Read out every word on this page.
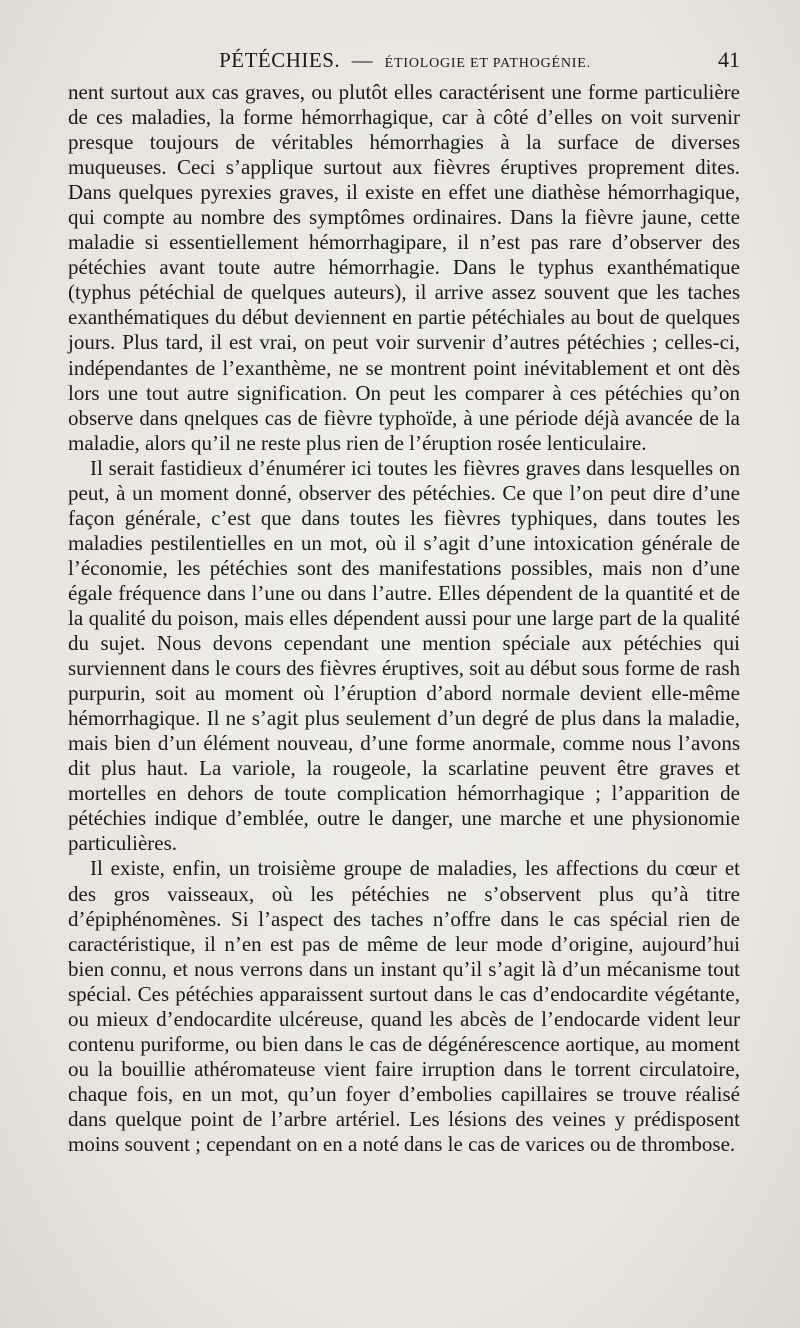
PÉTÉCHIES. — ÉTIOLOGIE ET PATHOGÉNIE.	41

nent surtout aux cas graves, ou plutôt elles caractérisent une forme particulière de ces maladies, la forme hémorrhagique, car à côté d’elles on voit survenir presque toujours de véritables hémorrhagies à la surface de diverses muqueuses. Ceci s’applique surtout aux fièvres éruptives proprement dites. Dans quelques pyrexies graves, il existe en effet une diathèse hémorrhagique, qui compte au nombre des symptômes ordinaires. Dans la fièvre jaune, cette maladie si essentiellement hémorrhagipare, il n’est pas rare d’observer des pétéchies avant toute autre hémorrhagie. Dans le typhus exanthématique (typhus pétéchial de quelques auteurs), il arrive assez souvent que les taches exanthématiques du début deviennent en partie pétéchiales au bout de quelques jours. Plus tard, il est vrai, on peut voir survenir d’autres pétéchies ; celles-ci, indépendantes de l’exanthème, ne se montrent point inévitablement et ont dès lors une tout autre signification. On peut les comparer à ces pétéchies qu’on observe dans qnelques cas de fièvre typhoïde, à une période déjà avancée de la maladie, alors qu’il ne reste plus rien de l’éruption rosée lenticulaire.

Il serait fastidieux d’énumérer ici toutes les fièvres graves dans lesquelles on peut, à un moment donné, observer des pétéchies. Ce que l’on peut dire d’une façon générale, c’est que dans toutes les fièvres typhiques, dans toutes les maladies pestilentielles en un mot, où il s’agit d’une intoxication générale de l’économie, les pétéchies sont des manifestations possibles, mais non d’une égale fréquence dans l’une ou dans l’autre. Elles dépendent de la quantité et de la qualité du poison, mais elles dépendent aussi pour une large part de la qualité du sujet. Nous devons cependant une mention spéciale aux pétéchies qui surviennent dans le cours des fièvres éruptives, soit au début sous forme de rash purpurin, soit au moment où l’éruption d’abord normale devient elle-même hémorrhagique. Il ne s’agit plus seulement d’un degré de plus dans la maladie, mais bien d’un élément nouveau, d’une forme anormale, comme nous l’avons dit plus haut. La variole, la rougeole, la scarlatine peuvent être graves et mortelles en dehors de toute complication hémorrhagique ; l’apparition de pétéchies indique d’emblée, outre le danger, une marche et une physionomie particulières.

Il existe, enfin, un troisième groupe de maladies, les affections du cœur et des gros vaisseaux, où les pétéchies ne s’observent plus qu’à titre d’épiphénomènes. Si l’aspect des taches n’offre dans le cas spécial rien de caractéristique, il n’en est pas de même de leur mode d’origine, aujourd’hui bien connu, et nous verrons dans un instant qu’il s’agit là d’un mécanisme tout spécial. Ces pétéchies apparaissent surtout dans le cas d’endocardite végétante, ou mieux d’endocardite ulcéreuse, quand les abcès de l’endocarde vident leur contenu puriforme, ou bien dans le cas de dégénérescence aortique, au moment ou la bouillie athéromateuse vient faire irruption dans le torrent circulatoire, chaque fois, en un mot, qu’un foyer d’embolies capillaires se trouve réalisé dans quelque point de l’arbre artériel. Les lésions des veines y prédisposent moins souvent ; cependant on en a noté dans le cas de varices ou de thrombose.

··········

- EXERCISE GOAL
Retype all of the entries exactly as written, leaving out any images.

- RESULT OF THIS EXERCISE
Read out every word on this page.
PÉTÉCHIES. — ÉTIOLOGIE ET PATHOGÉNIE.	41

nent surtout aux cas graves, ou plutôt elles caractérisent une forme particulière de ces maladies, la forme hémorrhagique, car à côté d’elles on voit survenir presque toujours de véritables hémorrhagies à la surface de diverses muqueuses. Ceci s’applique surtout aux fièvres éruptives proprement dites. Dans quelques pyrexies graves, il existe en effet une diathèse hémorrhagique, qui compte au nombre des symptômes ordinaires. Dans la fièvre jaune, cette maladie si essentiellement hémorrhagipare, il n’est pas rare d’observer des pétéchies avant toute autre hémorrhagie. Dans le typhus exanthématique (typhus pétéchial de quelques auteurs), il arrive assez souvent que les taches exanthématiques du début deviennent en partie pétéchiales au bout de quelques jours. Plus tard, il est vrai, on peut voir survenir d’autres pétéchies ; celles-ci, indépendantes de l’exanthème, ne se montrent point inévitablement et ont dès lors une tout autre signification. On peut les comparer à ces pétéchies qu’on observe dans qnelques cas de fièvre typhoïde, à une période déjà avancée de la maladie, alors qu’il ne reste plus rien de l’éruption rosée lenticulaire.

Il serait fastidieux d’énumérer ici toutes les fièvres graves dans lesquelles on peut, à un moment donné, observer des pétéchies. Ce que l’on peut dire d’une façon générale, c’est que dans toutes les fièvres typhiques, dans toutes les maladies pestilentielles en un mot, où il s’agit d’une intoxication générale de l’économie, les pétéchies sont des manifestations possibles, mais non d’une égale fréquence dans l’une ou dans l’autre. Elles dépendent de la quantité et de la qualité du poison, mais elles dépendent aussi pour une large part de la qualité du sujet. Nous devons cependant une mention spéciale aux pétéchies qui surviennent dans le cours des fièvres éruptives, soit au début sous forme de rash purpurin, soit au moment où l’éruption d’abord normale devient elle-même hémorrhagique. Il ne s’agit plus seulement d’un degré de plus dans la maladie, mais bien d’un élément nouveau, d’une forme anormale, comme nous l’avons dit plus haut. La variole, la rougeole, la scarlatine peuvent être graves et mortelles en dehors de toute complication hémorrhagique ; l’apparition de pétéchies indique d’emblée, outre le danger, une marche et une physionomie particulières.

Il existe, enfin, un troisième groupe de maladies, les affections du cœur et des gros vaisseaux, où les pétéchies ne s’observent plus qu’à titre d’épiphénomènes. Si l’aspect des taches n’offre dans le cas spécial rien de caractéristique, il n’en est pas de même de leur mode d’origine, aujourd’hui bien connu, et nous verrons dans un instant qu’il s’agit là d’un mécanisme tout spécial. Ces pétéchies apparaissent surtout dans le cas d’endocardite végétante, ou mieux d’endocardite ulcéreuse, quand les abcès de l’endocarde vident leur contenu puriforme, ou bien dans le cas de dégénérescence aortique, au moment ou la bouillie athéromateuse vient faire irruption dans le torrent circulatoire, chaque fois, en un mot, qu’un foyer d’embolies capillaires se trouve réalisé dans quelque point de l’arbre artériel. Les lésions des veines y prédisposent moins souvent ; cependant on en a noté dans le cas de varices ou de thrombose.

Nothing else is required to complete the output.